» What to work on:
Copy every line of the listing that holds the string "National".

» Excerpted records:
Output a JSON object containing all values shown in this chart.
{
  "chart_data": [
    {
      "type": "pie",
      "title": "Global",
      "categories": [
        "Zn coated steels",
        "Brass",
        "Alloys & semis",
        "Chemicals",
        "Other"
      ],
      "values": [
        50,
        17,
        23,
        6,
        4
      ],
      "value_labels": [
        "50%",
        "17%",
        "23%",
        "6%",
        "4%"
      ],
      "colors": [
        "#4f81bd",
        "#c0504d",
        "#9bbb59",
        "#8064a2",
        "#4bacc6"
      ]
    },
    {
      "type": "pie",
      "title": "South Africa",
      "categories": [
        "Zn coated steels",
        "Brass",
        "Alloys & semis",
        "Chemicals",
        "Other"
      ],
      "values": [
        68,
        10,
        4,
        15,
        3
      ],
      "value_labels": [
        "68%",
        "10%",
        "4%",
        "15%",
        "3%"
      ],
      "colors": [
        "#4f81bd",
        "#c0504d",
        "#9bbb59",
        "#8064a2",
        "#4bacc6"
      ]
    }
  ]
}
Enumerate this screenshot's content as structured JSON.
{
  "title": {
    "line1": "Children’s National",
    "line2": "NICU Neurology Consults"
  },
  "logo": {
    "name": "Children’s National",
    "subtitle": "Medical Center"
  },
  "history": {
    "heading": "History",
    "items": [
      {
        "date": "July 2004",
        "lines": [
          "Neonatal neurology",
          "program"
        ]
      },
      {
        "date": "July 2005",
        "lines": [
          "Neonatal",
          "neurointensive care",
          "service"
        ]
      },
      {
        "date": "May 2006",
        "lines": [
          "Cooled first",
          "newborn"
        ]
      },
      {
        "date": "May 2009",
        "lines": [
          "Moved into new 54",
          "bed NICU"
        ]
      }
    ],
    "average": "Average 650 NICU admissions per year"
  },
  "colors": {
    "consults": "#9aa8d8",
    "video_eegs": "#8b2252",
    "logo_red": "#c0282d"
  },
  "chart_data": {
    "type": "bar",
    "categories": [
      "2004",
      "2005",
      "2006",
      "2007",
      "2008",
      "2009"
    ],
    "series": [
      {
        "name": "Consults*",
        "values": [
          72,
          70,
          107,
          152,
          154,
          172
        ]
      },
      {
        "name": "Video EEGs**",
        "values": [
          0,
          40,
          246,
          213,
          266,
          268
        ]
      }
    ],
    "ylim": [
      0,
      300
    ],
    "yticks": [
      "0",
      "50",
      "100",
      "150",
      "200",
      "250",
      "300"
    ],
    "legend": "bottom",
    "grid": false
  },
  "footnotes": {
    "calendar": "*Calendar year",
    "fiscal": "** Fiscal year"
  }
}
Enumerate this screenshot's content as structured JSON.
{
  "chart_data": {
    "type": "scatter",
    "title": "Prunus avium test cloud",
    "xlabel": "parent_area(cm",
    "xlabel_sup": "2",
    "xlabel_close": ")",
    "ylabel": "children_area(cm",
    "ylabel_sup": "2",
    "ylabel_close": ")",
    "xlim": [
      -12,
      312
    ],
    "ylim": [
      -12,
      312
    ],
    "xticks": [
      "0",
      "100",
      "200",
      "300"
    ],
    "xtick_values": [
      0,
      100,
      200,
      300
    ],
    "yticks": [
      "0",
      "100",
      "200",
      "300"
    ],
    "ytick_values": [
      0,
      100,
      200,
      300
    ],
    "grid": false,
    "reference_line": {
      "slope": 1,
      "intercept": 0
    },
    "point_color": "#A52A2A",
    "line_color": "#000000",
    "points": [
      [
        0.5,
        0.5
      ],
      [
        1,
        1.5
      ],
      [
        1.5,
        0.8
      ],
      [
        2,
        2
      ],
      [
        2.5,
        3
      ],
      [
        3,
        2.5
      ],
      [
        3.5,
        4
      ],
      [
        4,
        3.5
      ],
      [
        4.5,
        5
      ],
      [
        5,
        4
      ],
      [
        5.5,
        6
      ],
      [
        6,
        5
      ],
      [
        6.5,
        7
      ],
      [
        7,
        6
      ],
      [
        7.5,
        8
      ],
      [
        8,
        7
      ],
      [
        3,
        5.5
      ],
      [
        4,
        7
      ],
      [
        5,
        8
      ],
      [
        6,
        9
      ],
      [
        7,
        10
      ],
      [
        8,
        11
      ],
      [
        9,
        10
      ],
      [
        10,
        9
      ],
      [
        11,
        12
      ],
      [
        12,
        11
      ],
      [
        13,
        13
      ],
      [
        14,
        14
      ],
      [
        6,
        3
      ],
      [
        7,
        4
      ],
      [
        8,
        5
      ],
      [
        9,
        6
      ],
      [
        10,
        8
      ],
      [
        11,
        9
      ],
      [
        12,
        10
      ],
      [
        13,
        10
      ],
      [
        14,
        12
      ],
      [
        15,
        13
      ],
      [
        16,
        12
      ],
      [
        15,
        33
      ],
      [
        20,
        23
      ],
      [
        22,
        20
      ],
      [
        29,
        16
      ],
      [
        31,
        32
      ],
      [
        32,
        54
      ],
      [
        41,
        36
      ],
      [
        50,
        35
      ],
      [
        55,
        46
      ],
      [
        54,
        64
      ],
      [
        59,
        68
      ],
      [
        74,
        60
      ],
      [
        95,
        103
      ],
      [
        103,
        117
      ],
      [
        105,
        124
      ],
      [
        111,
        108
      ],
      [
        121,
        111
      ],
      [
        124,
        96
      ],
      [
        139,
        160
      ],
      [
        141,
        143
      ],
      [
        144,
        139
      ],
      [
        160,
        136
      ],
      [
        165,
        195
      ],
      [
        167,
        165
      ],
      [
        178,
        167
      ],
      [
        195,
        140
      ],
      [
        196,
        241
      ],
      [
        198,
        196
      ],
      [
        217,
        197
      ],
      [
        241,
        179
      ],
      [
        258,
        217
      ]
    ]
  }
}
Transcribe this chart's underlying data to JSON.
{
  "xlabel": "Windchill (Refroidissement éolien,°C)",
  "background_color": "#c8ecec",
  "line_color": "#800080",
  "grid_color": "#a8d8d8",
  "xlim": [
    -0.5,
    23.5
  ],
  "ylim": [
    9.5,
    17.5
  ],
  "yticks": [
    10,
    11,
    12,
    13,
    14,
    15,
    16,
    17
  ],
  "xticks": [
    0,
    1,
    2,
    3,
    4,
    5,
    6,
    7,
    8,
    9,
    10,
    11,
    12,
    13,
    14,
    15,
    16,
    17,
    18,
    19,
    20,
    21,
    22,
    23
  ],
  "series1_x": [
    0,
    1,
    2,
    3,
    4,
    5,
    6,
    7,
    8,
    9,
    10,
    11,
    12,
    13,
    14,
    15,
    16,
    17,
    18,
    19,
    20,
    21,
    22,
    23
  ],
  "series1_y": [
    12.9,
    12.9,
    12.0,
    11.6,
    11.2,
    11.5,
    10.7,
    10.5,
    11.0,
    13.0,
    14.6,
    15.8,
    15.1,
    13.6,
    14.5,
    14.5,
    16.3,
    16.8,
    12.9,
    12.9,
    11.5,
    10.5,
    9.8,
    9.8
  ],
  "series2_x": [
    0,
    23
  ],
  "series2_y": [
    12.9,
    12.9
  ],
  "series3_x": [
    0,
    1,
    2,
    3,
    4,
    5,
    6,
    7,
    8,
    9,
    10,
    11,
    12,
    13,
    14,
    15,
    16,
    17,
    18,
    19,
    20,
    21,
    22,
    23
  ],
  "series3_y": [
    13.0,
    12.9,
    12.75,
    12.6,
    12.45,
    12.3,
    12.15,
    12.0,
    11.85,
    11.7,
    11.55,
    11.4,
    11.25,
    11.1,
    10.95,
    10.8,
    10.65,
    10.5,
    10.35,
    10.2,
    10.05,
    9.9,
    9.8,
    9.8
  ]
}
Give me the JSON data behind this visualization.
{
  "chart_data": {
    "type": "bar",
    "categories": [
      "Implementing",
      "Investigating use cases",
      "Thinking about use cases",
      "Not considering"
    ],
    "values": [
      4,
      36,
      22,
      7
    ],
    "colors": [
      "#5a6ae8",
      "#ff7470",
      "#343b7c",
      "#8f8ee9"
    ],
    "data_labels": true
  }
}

» Correct result:
    "line1": "Children’s National",
    "name": "Children’s National",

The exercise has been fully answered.